▸ **Work to do**: All entries must be repeated exactly; do not include the pictures.

## Start The data

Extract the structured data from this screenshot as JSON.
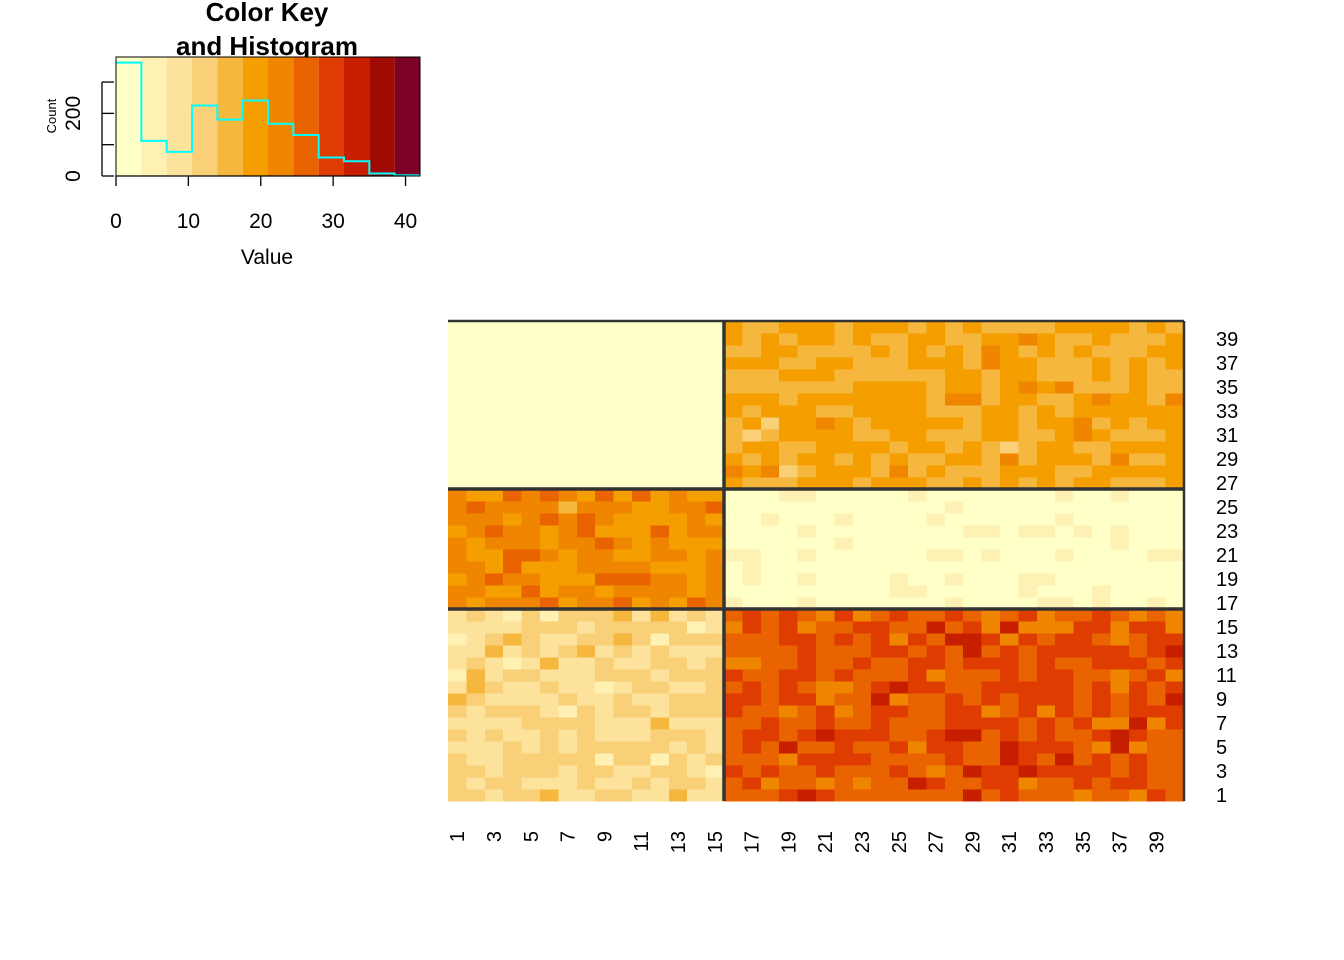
{
  "chart_data": [
    {
      "type": "bar",
      "title": "Color Key\nand Histogram",
      "title_lines": [
        "Color Key",
        "and Histogram"
      ],
      "xlabel": "Value",
      "ylabel": "Count",
      "xlim": [
        0,
        42
      ],
      "ylim": [
        0,
        380
      ],
      "x_ticks": [
        0,
        10,
        20,
        30,
        40
      ],
      "y_ticks": [
        0,
        100,
        200,
        300
      ],
      "y_tick_labels": [
        "0",
        "",
        "200",
        ""
      ],
      "color_breaks": [
        0,
        3.5,
        7,
        10.5,
        14,
        17.5,
        21,
        24.5,
        28,
        31.5,
        35,
        38.5,
        42
      ],
      "color_key": [
        "#FFFFC8",
        "#FFF0B4",
        "#FCE29B",
        "#F9CF78",
        "#F6B73E",
        "#F59E00",
        "#F08600",
        "#E96400",
        "#DE3C00",
        "#C81E00",
        "#A10A00",
        "#7D0025"
      ],
      "histogram_bins": [
        {
          "x0": 0,
          "x1": 3.5,
          "count": 362
        },
        {
          "x0": 3.5,
          "x1": 7,
          "count": 112
        },
        {
          "x0": 7,
          "x1": 10.5,
          "count": 77
        },
        {
          "x0": 10.5,
          "x1": 14,
          "count": 225
        },
        {
          "x0": 14,
          "x1": 17.5,
          "count": 180
        },
        {
          "x0": 17.5,
          "x1": 21,
          "count": 241
        },
        {
          "x0": 21,
          "x1": 24.5,
          "count": 167
        },
        {
          "x0": 24.5,
          "x1": 28,
          "count": 131
        },
        {
          "x0": 28,
          "x1": 31.5,
          "count": 59
        },
        {
          "x0": 31.5,
          "x1": 35,
          "count": 47
        },
        {
          "x0": 35,
          "x1": 38.5,
          "count": 8
        },
        {
          "x0": 38.5,
          "x1": 42,
          "count": 2
        }
      ],
      "histogram_color": "#00FFFF"
    },
    {
      "type": "heatmap",
      "rows": [
        1,
        2,
        3,
        4,
        5,
        6,
        7,
        8,
        9,
        10,
        11,
        12,
        13,
        14,
        15,
        16,
        17,
        18,
        19,
        20,
        21,
        22,
        23,
        24,
        25,
        26,
        27,
        28,
        29,
        30,
        31,
        32,
        33,
        34,
        35,
        36,
        37,
        38,
        39,
        40
      ],
      "cols": [
        1,
        2,
        3,
        4,
        5,
        6,
        7,
        8,
        9,
        10,
        11,
        12,
        13,
        14,
        15,
        16,
        17,
        18,
        19,
        20,
        21,
        22,
        23,
        24,
        25,
        26,
        27,
        28,
        29,
        30,
        31,
        32,
        33,
        34,
        35,
        36,
        37,
        38,
        39,
        40
      ],
      "row_tick_labels": [
        "1",
        "3",
        "5",
        "7",
        "9",
        "11",
        "13",
        "15",
        "17",
        "19",
        "21",
        "23",
        "25",
        "27",
        "29",
        "31",
        "33",
        "35",
        "37",
        "39"
      ],
      "col_tick_labels": [
        "1",
        "3",
        "5",
        "7",
        "9",
        "11",
        "13",
        "15",
        "17",
        "19",
        "21",
        "23",
        "25",
        "27",
        "29",
        "31",
        "33",
        "35",
        "37",
        "39"
      ],
      "separator_after_col": 15,
      "separators_after_row": [
        16,
        26
      ],
      "blocks": [
        {
          "rows": [
            1,
            16
          ],
          "cols": [
            1,
            15
          ],
          "mean_level": 2.6,
          "spread": 1.0
        },
        {
          "rows": [
            1,
            16
          ],
          "cols": [
            16,
            40
          ],
          "mean_level": 7.4,
          "spread": 1.2
        },
        {
          "rows": [
            17,
            26
          ],
          "cols": [
            1,
            15
          ],
          "mean_level": 5.8,
          "spread": 1.0
        },
        {
          "rows": [
            17,
            26
          ],
          "cols": [
            16,
            40
          ],
          "mean_level": 0.3,
          "spread": 0.4
        },
        {
          "rows": [
            27,
            40
          ],
          "cols": [
            1,
            15
          ],
          "mean_level": 0.0,
          "spread": 0.0
        },
        {
          "rows": [
            27,
            40
          ],
          "cols": [
            16,
            40
          ],
          "mean_level": 4.6,
          "spread": 1.0
        }
      ],
      "palette_ref": "color_key"
    }
  ]
}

## End The data

▸ **Exercise output**:
Extract the structured data from this screenshot as JSON.
{
  "chart_data": [
    {
      "type": "bar",
      "title": "Color Key\nand Histogram",
      "title_lines": [
        "Color Key",
        "and Histogram"
      ],
      "xlabel": "Value",
      "ylabel": "Count",
      "xlim": [
        0,
        42
      ],
      "ylim": [
        0,
        380
      ],
      "x_ticks": [
        0,
        10,
        20,
        30,
        40
      ],
      "y_ticks": [
        0,
        100,
        200,
        300
      ],
      "y_tick_labels": [
        "0",
        "",
        "200",
        ""
      ],
      "color_breaks": [
        0,
        3.5,
        7,
        10.5,
        14,
        17.5,
        21,
        24.5,
        28,
        31.5,
        35,
        38.5,
        42
      ],
      "color_key": [
        "#FFFFC8",
        "#FFF0B4",
        "#FCE29B",
        "#F9CF78",
        "#F6B73E",
        "#F59E00",
        "#F08600",
        "#E96400",
        "#DE3C00",
        "#C81E00",
        "#A10A00",
        "#7D0025"
      ],
      "histogram_bins": [
        {
          "x0": 0,
          "x1": 3.5,
          "count": 362
        },
        {
          "x0": 3.5,
          "x1": 7,
          "count": 112
        },
        {
          "x0": 7,
          "x1": 10.5,
          "count": 77
        },
        {
          "x0": 10.5,
          "x1": 14,
          "count": 225
        },
        {
          "x0": 14,
          "x1": 17.5,
          "count": 180
        },
        {
          "x0": 17.5,
          "x1": 21,
          "count": 241
        },
        {
          "x0": 21,
          "x1": 24.5,
          "count": 167
        },
        {
          "x0": 24.5,
          "x1": 28,
          "count": 131
        },
        {
          "x0": 28,
          "x1": 31.5,
          "count": 59
        },
        {
          "x0": 31.5,
          "x1": 35,
          "count": 47
        },
        {
          "x0": 35,
          "x1": 38.5,
          "count": 8
        },
        {
          "x0": 38.5,
          "x1": 42,
          "count": 2
        }
      ],
      "histogram_color": "#00FFFF"
    },
    {
      "type": "heatmap",
      "rows": [
        1,
        2,
        3,
        4,
        5,
        6,
        7,
        8,
        9,
        10,
        11,
        12,
        13,
        14,
        15,
        16,
        17,
        18,
        19,
        20,
        21,
        22,
        23,
        24,
        25,
        26,
        27,
        28,
        29,
        30,
        31,
        32,
        33,
        34,
        35,
        36,
        37,
        38,
        39,
        40
      ],
      "cols": [
        1,
        2,
        3,
        4,
        5,
        6,
        7,
        8,
        9,
        10,
        11,
        12,
        13,
        14,
        15,
        16,
        17,
        18,
        19,
        20,
        21,
        22,
        23,
        24,
        25,
        26,
        27,
        28,
        29,
        30,
        31,
        32,
        33,
        34,
        35,
        36,
        37,
        38,
        39,
        40
      ],
      "row_tick_labels": [
        "1",
        "3",
        "5",
        "7",
        "9",
        "11",
        "13",
        "15",
        "17",
        "19",
        "21",
        "23",
        "25",
        "27",
        "29",
        "31",
        "33",
        "35",
        "37",
        "39"
      ],
      "col_tick_labels": [
        "1",
        "3",
        "5",
        "7",
        "9",
        "11",
        "13",
        "15",
        "17",
        "19",
        "21",
        "23",
        "25",
        "27",
        "29",
        "31",
        "33",
        "35",
        "37",
        "39"
      ],
      "separator_after_col": 15,
      "separators_after_row": [
        16,
        26
      ],
      "blocks": [
        {
          "rows": [
            1,
            16
          ],
          "cols": [
            1,
            15
          ],
          "mean_level": 2.6,
          "spread": 1.0
        },
        {
          "rows": [
            1,
            16
          ],
          "cols": [
            16,
            40
          ],
          "mean_level": 7.4,
          "spread": 1.2
        },
        {
          "rows": [
            17,
            26
          ],
          "cols": [
            1,
            15
          ],
          "mean_level": 5.8,
          "spread": 1.0
        },
        {
          "rows": [
            17,
            26
          ],
          "cols": [
            16,
            40
          ],
          "mean_level": 0.3,
          "spread": 0.4
        },
        {
          "rows": [
            27,
            40
          ],
          "cols": [
            1,
            15
          ],
          "mean_level": 0.0,
          "spread": 0.0
        },
        {
          "rows": [
            27,
            40
          ],
          "cols": [
            16,
            40
          ],
          "mean_level": 4.6,
          "spread": 1.0
        }
      ],
      "palette_ref": "color_key"
    }
  ]
}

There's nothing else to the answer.